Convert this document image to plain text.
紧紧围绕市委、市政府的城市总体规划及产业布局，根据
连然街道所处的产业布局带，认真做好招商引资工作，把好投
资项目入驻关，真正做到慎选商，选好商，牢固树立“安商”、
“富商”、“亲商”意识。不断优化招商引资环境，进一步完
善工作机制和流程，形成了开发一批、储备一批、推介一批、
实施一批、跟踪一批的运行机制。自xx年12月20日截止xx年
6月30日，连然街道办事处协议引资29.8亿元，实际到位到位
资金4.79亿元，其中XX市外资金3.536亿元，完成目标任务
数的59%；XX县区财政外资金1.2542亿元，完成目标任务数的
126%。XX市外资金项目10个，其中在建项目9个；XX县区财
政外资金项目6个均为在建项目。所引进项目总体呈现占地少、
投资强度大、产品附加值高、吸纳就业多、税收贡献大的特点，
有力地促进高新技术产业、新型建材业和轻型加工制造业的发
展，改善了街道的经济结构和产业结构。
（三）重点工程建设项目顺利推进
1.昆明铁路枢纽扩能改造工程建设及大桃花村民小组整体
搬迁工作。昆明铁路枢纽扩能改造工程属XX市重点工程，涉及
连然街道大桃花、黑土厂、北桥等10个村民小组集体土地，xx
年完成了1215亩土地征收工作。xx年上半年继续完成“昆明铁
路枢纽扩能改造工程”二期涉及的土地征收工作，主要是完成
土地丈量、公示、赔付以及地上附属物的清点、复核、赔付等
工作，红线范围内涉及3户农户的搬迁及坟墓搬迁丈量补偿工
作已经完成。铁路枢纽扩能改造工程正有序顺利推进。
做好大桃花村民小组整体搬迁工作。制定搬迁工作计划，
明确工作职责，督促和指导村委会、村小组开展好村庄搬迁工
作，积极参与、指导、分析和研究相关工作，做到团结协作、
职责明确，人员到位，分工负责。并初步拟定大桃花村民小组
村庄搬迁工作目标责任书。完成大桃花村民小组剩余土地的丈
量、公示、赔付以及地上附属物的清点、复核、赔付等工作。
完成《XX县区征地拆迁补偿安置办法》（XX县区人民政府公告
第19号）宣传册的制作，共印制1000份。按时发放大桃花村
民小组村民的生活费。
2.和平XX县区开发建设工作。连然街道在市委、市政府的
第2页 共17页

DIRECTION: Output the lines above verbatim and in full.

SOLUTION TO THE PROBLEM:
Convert this document image to plain text.
紧紧围绕市委、市政府的城市总体规划及产业布局，根据
连然街道所处的产业布局带，认真做好招商引资工作，把好投
资项目入驻关，真正做到慎选商，选好商，牢固树立“安商”、
“富商”、“亲商”意识。不断优化招商引资环境，进一步完
善工作机制和流程，形成了开发一批、储备一批、推介一批、
实施一批、跟踪一批的运行机制。自xx年12月20日截止xx年
6月30日，连然街道办事处协议引资29.8亿元，实际到位到位
资金4.79亿元，其中XX市外资金3.536亿元，完成目标任务
数的59%；XX县区财政外资金1.2542亿元，完成目标任务数的
126%。XX市外资金项目10个，其中在建项目9个；XX县区财
政外资金项目6个均为在建项目。所引进项目总体呈现占地少、
投资强度大、产品附加值高、吸纳就业多、税收贡献大的特点，
有力地促进高新技术产业、新型建材业和轻型加工制造业的发
展，改善了街道的经济结构和产业结构。
（三）重点工程建设项目顺利推进
1.昆明铁路枢纽扩能改造工程建设及大桃花村民小组整体
搬迁工作。昆明铁路枢纽扩能改造工程属XX市重点工程，涉及
连然街道大桃花、黑土厂、北桥等10个村民小组集体土地，xx
年完成了1215亩土地征收工作。xx年上半年继续完成“昆明铁
路枢纽扩能改造工程”二期涉及的土地征收工作，主要是完成
土地丈量、公示、赔付以及地上附属物的清点、复核、赔付等
工作，红线范围内涉及3户农户的搬迁及坟墓搬迁丈量补偿工
作已经完成。铁路枢纽扩能改造工程正有序顺利推进。
做好大桃花村民小组整体搬迁工作。制定搬迁工作计划，
明确工作职责，督促和指导村委会、村小组开展好村庄搬迁工
作，积极参与、指导、分析和研究相关工作，做到团结协作、
职责明确，人员到位，分工负责。并初步拟定大桃花村民小组
村庄搬迁工作目标责任书。完成大桃花村民小组剩余土地的丈
量、公示、赔付以及地上附属物的清点、复核、赔付等工作。
完成《XX县区征地拆迁补偿安置办法》（XX县区人民政府公告
第19号）宣传册的制作，共印制1000份。按时发放大桃花村
民小组村民的生活费。
2.和平XX县区开发建设工作。连然街道在市委、市政府的
第2页 共17页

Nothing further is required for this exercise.